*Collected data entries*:

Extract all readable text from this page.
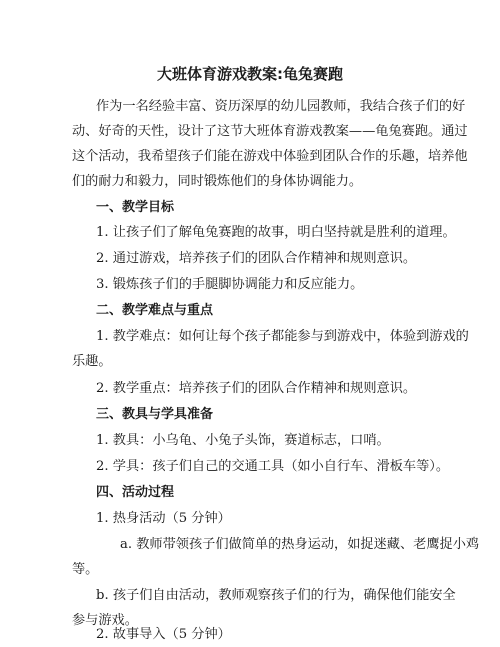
大班体育游戏教案:龟兔赛跑
作为一名经验丰富、资历深厚的幼儿园教师，我结合孩子们的好
动、好奇的天性，设计了这节大班体育游戏教案——龟兔赛跑。通过
这个活动，我希望孩子们能在游戏中体验到团队合作的乐趣，培养他
们的耐力和毅力，同时锻炼他们的身体协调能力。
一、教学目标
1. 让孩子们了解龟兔赛跑的故事，明白坚持就是胜利的道理。
2. 通过游戏，培养孩子们的团队合作精神和规则意识。
3. 锻炼孩子们的手腿脚协调能力和反应能力。
二、教学难点与重点
1. 教学难点：如何让每个孩子都能参与到游戏中，体验到游戏的
乐趣。
2. 教学重点：培养孩子们的团队合作精神和规则意识。
三、教具与学具准备
1. 教具：小乌龟、小兔子头饰，赛道标志，口哨。
2. 学具：孩子们自己的交通工具（如小自行车、滑板车等）。
四、活动过程
1. 热身活动（5 分钟）
a. 教师带领孩子们做简单的热身运动，如捉迷藏、老鹰捉小鸡
等。
b. 孩子们自由活动，教师观察孩子们的行为，确保他们能安全
参与游戏。
2. 故事导入（5 分钟）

*Written problem*: Skip the pictures, then retype every line above exactly.

*Output for this exercise*:
Extract all readable text from this page.
大班体育游戏教案:龟兔赛跑
作为一名经验丰富、资历深厚的幼儿园教师，我结合孩子们的好
动、好奇的天性，设计了这节大班体育游戏教案——龟兔赛跑。通过
这个活动，我希望孩子们能在游戏中体验到团队合作的乐趣，培养他
们的耐力和毅力，同时锻炼他们的身体协调能力。
一、教学目标
1. 让孩子们了解龟兔赛跑的故事，明白坚持就是胜利的道理。
2. 通过游戏，培养孩子们的团队合作精神和规则意识。
3. 锻炼孩子们的手腿脚协调能力和反应能力。
二、教学难点与重点
1. 教学难点：如何让每个孩子都能参与到游戏中，体验到游戏的
乐趣。
2. 教学重点：培养孩子们的团队合作精神和规则意识。
三、教具与学具准备
1. 教具：小乌龟、小兔子头饰，赛道标志，口哨。
2. 学具：孩子们自己的交通工具（如小自行车、滑板车等）。
四、活动过程
1. 热身活动（5 分钟）
a. 教师带领孩子们做简单的热身运动，如捉迷藏、老鹰捉小鸡
等。
b. 孩子们自由活动，教师观察孩子们的行为，确保他们能安全
参与游戏。
2. 故事导入（5 分钟）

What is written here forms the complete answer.